*INSTRUCTIONS TO FOLLOW*: Pictures do not belong in the copy; restate the records below word for word.

[Items listed in a dataset]
▼
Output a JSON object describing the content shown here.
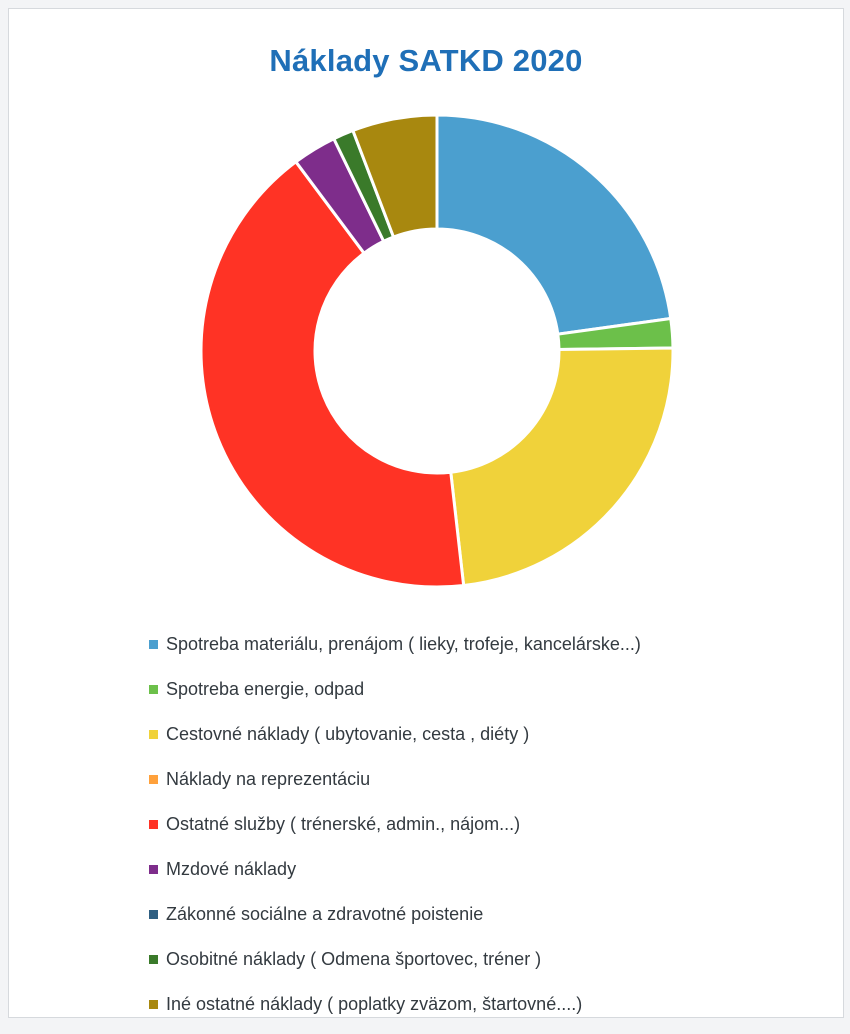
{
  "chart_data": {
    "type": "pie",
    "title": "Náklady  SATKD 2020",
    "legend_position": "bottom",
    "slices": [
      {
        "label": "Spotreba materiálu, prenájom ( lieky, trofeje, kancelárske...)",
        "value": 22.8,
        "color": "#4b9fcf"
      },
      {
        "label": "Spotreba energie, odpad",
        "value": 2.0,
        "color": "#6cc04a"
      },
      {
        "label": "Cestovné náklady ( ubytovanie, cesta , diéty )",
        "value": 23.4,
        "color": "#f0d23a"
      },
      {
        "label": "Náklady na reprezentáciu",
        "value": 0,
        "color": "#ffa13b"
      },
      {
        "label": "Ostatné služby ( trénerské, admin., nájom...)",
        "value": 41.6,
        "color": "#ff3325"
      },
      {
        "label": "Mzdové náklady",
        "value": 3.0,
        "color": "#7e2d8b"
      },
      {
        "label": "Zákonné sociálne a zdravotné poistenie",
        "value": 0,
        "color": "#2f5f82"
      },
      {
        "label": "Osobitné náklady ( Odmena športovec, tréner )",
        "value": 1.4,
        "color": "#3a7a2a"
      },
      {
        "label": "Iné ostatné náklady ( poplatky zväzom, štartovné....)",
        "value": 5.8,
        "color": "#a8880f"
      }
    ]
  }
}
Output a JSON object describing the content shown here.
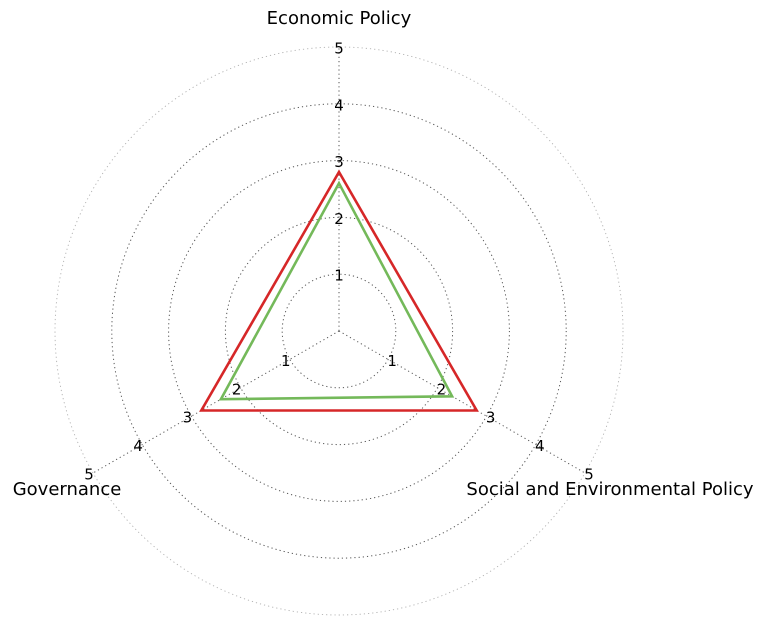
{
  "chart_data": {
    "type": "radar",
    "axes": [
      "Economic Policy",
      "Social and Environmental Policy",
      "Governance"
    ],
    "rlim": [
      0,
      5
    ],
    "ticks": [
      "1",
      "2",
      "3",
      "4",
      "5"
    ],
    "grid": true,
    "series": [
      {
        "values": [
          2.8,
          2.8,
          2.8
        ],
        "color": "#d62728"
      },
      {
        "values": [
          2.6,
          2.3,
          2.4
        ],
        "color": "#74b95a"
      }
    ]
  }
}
▲
*RESPONSE BELOW*:
Output a JSON object describing the content shown here.
{
  "chart_data": {
    "type": "pie",
    "title": "Náklady  SATKD 2020",
    "legend_position": "bottom",
    "slices": [
      {
        "label": "Spotreba materiálu, prenájom ( lieky, trofeje, kancelárske...)",
        "value": 22.8,
        "color": "#4b9fcf"
      },
      {
        "label": "Spotreba energie, odpad",
        "value": 2.0,
        "color": "#6cc04a"
      },
      {
        "label": "Cestovné náklady ( ubytovanie, cesta , diéty )",
        "value": 23.4,
        "color": "#f0d23a"
      },
      {
        "label": "Náklady na reprezentáciu",
        "value": 0,
        "color": "#ffa13b"
      },
      {
        "label": "Ostatné služby ( trénerské, admin., nájom...)",
        "value": 41.6,
        "color": "#ff3325"
      },
      {
        "label": "Mzdové náklady",
        "value": 3.0,
        "color": "#7e2d8b"
      },
      {
        "label": "Zákonné sociálne a zdravotné poistenie",
        "value": 0,
        "color": "#2f5f82"
      },
      {
        "label": "Osobitné náklady ( Odmena športovec, tréner )",
        "value": 1.4,
        "color": "#3a7a2a"
      },
      {
        "label": "Iné ostatné náklady ( poplatky zväzom, štartovné....)",
        "value": 5.8,
        "color": "#a8880f"
      }
    ]
  }
}
Output a JSON object describing the content shown here.
{
  "chart_data": {
    "type": "radar",
    "axes": [
      "Economic Policy",
      "Social and Environmental Policy",
      "Governance"
    ],
    "rlim": [
      0,
      5
    ],
    "ticks": [
      "1",
      "2",
      "3",
      "4",
      "5"
    ],
    "grid": true,
    "series": [
      {
        "values": [
          2.8,
          2.8,
          2.8
        ],
        "color": "#d62728"
      },
      {
        "values": [
          2.6,
          2.3,
          2.4
        ],
        "color": "#74b95a"
      }
    ]
  }
}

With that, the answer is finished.